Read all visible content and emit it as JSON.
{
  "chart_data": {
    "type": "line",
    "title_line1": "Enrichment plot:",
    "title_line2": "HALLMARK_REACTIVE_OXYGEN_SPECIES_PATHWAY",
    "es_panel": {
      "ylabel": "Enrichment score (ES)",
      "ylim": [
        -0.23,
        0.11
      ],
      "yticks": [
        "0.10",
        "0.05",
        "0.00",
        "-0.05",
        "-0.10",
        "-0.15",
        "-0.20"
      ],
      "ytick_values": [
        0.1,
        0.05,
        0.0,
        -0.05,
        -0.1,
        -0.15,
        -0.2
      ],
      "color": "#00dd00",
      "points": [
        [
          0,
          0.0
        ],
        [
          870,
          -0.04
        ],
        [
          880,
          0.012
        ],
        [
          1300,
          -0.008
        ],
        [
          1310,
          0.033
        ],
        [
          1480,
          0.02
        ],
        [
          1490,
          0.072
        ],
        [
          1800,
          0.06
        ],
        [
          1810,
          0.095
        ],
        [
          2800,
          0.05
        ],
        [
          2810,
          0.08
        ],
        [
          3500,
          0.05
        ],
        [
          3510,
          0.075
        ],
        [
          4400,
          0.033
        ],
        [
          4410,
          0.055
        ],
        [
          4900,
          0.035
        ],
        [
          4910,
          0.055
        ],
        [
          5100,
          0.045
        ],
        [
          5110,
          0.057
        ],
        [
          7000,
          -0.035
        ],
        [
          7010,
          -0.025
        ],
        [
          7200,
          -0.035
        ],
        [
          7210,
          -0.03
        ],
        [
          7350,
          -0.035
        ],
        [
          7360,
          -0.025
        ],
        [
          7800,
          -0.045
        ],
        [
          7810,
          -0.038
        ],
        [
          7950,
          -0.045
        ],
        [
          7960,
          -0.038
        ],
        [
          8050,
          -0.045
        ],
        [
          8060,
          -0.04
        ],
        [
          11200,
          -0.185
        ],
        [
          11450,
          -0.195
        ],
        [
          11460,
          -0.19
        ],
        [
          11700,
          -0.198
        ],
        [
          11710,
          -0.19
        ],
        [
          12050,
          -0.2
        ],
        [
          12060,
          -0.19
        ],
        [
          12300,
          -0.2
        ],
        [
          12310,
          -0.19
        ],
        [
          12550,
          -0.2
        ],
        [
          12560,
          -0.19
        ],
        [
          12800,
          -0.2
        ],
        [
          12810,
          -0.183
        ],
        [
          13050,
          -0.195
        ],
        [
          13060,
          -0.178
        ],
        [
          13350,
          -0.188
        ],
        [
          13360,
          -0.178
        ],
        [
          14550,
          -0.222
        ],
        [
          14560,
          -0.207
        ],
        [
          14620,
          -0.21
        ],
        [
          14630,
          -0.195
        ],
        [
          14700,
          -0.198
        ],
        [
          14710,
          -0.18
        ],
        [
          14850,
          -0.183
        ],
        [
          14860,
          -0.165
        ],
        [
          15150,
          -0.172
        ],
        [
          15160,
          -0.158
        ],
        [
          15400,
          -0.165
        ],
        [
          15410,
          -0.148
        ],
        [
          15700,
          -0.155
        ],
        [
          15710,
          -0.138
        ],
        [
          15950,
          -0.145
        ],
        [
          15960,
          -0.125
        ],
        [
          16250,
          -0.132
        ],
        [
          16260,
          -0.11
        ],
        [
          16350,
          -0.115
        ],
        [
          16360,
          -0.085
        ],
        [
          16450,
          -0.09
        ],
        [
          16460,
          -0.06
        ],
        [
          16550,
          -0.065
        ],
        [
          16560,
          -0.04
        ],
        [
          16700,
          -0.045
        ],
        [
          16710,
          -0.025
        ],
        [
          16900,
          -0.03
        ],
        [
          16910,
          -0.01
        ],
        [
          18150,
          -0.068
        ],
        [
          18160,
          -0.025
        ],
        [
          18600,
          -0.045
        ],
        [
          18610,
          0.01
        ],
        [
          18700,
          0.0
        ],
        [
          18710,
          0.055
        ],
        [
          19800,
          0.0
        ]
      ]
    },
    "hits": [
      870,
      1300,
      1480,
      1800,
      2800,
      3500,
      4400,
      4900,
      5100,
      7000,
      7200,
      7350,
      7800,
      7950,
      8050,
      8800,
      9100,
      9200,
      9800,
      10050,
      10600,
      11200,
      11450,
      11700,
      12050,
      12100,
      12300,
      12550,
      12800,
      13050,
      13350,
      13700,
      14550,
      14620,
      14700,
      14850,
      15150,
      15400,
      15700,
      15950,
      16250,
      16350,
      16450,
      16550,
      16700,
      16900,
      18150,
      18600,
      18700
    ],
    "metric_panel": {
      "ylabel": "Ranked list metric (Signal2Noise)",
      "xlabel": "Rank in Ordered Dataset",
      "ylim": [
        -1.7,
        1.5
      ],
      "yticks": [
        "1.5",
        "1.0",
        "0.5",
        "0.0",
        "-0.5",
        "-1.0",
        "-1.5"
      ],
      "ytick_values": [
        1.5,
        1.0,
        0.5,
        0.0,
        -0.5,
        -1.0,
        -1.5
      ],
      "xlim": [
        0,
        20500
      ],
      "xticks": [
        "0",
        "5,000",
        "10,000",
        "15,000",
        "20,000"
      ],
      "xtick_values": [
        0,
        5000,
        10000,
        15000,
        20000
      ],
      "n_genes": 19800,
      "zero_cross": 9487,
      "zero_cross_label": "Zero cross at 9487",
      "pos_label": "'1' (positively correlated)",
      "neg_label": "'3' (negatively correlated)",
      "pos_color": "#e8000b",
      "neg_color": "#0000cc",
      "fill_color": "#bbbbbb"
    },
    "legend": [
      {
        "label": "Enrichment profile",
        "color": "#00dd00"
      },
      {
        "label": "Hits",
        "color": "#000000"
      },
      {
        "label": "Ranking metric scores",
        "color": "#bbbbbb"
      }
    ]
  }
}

# # #

* WORK ITEM *
In the records above, some lines hold the word "correlated". Say how many, and nothing more.

* COMPLETED EXERCISE *
2